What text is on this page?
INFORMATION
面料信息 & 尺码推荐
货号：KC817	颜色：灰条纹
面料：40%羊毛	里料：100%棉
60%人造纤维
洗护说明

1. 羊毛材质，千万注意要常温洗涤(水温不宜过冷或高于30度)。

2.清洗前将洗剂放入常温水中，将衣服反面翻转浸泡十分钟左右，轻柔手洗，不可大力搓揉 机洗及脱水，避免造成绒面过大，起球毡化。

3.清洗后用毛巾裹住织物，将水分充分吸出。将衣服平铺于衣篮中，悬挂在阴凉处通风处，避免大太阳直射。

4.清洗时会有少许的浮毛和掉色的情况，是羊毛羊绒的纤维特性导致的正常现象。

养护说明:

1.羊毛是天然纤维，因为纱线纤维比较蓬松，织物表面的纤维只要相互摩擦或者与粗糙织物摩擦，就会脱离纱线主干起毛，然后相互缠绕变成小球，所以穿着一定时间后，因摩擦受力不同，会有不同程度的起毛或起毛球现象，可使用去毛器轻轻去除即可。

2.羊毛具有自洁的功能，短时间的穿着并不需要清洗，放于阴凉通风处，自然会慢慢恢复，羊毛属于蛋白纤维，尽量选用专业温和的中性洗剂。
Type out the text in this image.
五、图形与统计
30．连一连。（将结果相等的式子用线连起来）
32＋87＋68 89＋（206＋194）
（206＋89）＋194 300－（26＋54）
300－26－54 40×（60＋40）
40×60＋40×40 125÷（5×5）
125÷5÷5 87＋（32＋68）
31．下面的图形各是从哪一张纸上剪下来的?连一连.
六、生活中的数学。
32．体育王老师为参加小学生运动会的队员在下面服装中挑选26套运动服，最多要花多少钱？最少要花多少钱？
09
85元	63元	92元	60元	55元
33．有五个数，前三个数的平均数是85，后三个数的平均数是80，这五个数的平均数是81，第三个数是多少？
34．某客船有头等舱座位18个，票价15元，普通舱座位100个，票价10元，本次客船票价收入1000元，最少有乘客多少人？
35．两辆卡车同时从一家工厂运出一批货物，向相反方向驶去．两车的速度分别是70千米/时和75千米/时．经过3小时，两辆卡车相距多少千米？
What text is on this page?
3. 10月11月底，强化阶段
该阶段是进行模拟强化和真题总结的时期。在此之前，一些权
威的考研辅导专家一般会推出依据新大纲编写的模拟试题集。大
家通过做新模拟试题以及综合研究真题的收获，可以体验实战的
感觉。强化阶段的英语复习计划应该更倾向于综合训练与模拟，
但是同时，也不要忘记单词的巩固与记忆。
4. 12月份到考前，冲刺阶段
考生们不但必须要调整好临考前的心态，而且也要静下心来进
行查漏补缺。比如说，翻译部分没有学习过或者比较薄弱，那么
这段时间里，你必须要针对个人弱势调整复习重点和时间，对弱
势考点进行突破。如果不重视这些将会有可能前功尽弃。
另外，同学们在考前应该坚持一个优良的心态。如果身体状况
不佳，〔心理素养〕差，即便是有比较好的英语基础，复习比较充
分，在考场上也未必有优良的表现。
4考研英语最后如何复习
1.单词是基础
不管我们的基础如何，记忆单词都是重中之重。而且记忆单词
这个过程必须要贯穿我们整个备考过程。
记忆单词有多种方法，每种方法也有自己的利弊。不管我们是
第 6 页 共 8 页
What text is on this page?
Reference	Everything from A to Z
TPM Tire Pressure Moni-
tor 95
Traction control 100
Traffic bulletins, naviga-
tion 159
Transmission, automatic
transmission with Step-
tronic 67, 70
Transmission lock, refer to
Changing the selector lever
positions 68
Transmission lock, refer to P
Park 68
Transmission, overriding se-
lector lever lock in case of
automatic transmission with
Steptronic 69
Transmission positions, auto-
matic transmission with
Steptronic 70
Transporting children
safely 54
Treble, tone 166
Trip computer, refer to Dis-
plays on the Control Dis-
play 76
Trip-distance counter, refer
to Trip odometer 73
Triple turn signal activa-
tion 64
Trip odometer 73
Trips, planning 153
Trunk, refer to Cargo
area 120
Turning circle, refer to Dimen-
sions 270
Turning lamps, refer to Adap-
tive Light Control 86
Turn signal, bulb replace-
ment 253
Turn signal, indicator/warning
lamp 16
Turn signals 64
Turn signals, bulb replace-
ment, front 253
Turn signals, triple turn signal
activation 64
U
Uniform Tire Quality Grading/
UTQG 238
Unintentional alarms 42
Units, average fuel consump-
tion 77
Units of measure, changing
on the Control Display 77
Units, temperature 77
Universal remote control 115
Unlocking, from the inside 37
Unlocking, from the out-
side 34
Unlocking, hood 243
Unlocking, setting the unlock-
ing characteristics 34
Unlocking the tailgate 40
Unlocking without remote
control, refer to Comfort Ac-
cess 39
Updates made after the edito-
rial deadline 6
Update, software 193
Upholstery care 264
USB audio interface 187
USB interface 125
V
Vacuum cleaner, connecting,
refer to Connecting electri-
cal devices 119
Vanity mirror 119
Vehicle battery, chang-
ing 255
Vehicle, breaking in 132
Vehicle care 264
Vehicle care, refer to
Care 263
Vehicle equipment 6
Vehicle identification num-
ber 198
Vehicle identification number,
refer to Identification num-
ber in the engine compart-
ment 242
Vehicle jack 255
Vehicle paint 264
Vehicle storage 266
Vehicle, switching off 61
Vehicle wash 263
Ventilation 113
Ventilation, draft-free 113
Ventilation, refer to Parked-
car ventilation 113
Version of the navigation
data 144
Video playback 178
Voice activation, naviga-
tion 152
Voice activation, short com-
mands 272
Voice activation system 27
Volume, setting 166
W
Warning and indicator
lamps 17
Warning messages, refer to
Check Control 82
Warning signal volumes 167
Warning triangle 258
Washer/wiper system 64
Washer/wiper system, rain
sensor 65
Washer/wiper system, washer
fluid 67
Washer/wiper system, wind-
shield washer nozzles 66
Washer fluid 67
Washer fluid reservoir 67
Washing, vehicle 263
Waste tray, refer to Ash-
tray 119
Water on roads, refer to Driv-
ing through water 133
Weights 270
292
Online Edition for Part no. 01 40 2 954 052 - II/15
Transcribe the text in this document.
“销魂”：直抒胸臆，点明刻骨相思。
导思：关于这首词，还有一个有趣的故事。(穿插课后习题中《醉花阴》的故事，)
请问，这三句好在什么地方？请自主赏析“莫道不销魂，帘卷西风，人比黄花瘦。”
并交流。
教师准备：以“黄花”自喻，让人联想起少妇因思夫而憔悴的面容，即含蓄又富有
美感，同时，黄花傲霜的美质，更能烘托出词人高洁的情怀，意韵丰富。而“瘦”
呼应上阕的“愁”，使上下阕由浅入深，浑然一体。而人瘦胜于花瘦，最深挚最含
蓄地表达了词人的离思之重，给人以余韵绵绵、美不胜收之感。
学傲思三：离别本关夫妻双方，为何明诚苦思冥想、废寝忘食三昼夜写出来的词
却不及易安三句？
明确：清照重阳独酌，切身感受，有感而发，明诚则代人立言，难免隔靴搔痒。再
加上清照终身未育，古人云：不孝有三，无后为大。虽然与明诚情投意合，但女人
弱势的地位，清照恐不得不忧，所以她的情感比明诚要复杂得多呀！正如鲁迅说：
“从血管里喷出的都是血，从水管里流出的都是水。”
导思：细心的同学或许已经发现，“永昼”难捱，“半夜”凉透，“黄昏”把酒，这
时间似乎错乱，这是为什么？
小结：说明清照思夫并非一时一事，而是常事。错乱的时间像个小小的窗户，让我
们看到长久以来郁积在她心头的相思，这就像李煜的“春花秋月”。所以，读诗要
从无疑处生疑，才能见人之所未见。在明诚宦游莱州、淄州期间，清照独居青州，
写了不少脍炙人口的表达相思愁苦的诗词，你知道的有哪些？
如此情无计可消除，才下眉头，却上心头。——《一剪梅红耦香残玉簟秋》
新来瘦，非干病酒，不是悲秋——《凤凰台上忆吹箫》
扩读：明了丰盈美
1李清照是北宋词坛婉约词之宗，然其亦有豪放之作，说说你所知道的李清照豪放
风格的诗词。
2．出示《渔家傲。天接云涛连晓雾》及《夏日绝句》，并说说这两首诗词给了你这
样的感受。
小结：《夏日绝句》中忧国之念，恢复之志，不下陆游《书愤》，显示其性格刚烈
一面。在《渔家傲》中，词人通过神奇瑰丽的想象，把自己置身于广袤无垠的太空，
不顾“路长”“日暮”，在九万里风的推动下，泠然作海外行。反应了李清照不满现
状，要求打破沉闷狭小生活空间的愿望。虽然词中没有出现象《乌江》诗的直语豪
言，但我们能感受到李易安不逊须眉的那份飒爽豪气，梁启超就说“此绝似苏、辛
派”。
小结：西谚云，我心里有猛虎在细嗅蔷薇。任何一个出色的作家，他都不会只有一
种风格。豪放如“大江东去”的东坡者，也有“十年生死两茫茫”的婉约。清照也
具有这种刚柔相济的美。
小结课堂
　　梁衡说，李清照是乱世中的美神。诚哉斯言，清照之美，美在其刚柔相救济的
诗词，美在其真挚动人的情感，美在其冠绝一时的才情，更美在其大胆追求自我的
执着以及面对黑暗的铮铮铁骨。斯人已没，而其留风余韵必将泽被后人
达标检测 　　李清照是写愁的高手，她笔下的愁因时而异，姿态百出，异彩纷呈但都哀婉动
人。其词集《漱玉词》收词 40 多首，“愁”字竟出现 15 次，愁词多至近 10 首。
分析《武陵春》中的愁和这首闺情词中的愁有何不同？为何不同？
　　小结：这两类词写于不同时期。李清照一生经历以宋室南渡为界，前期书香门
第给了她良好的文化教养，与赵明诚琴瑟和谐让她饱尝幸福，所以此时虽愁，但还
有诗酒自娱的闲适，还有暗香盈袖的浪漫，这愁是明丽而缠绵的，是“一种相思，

### WRITTEN INSTRUCTION
Scan the data for the word "Units" and copy every line where it shows up.

### TASK RESULT
Units, average fuel consump-
Units of measure, changing
Units, temperature 77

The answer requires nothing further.